#### PROBLEM REQUIREMENTS
Show each line from the listing that includes the word "March".

-- START --

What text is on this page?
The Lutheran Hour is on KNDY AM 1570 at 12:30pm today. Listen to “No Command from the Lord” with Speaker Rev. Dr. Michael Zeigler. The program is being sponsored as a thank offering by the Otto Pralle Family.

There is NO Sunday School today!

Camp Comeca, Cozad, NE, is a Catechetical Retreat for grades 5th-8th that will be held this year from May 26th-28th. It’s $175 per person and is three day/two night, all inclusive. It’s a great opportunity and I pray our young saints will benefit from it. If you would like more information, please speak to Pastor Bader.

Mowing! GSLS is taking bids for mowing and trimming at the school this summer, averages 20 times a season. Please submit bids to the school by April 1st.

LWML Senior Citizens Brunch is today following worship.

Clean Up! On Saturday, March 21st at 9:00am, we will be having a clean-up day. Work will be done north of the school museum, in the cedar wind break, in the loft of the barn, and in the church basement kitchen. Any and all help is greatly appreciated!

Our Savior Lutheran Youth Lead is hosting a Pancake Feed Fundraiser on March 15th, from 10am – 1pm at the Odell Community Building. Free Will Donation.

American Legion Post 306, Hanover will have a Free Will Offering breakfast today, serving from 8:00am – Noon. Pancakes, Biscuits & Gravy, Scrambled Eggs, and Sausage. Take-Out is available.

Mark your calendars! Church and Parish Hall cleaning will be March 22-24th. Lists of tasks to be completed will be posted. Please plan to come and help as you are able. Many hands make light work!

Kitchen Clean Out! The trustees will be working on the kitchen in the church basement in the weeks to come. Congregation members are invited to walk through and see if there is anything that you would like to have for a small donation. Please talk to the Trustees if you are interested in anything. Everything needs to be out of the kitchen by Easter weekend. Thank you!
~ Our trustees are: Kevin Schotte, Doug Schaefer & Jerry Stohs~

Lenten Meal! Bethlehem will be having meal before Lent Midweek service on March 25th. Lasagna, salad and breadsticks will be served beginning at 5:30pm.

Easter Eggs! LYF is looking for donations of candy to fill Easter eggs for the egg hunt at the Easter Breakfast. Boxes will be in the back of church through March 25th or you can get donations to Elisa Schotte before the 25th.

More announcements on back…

-- END --

#### TASK RESPONSE
Clean Up! On Saturday, March 21st at 9:00am, we will be having a clean-up day. Work will be done north of the school museum, in the cedar wind break, in the loft of the barn, and in the church basement kitchen. Any and all help is greatly appreciated!
Our Savior Lutheran Youth Lead is hosting a Pancake Feed Fundraiser on March 15th, from 10am – 1pm at the Odell Community Building. Free Will Donation.
Mark your calendars! Church and Parish Hall cleaning will be March 22-24th. Lists of tasks to be completed will be posted. Please plan to come and help as you are able. Many hands make light work!
Lenten Meal! Bethlehem will be having meal before Lent Midweek service on March 25th. Lasagna, salad and breadsticks will be served beginning at 5:30pm.
Easter Eggs! LYF is looking for donations of candy to fill Easter eggs for the egg hunt at the Easter Breakfast. Boxes will be in the back of church through March 25th or you can get donations to Elisa Schotte before the 25th.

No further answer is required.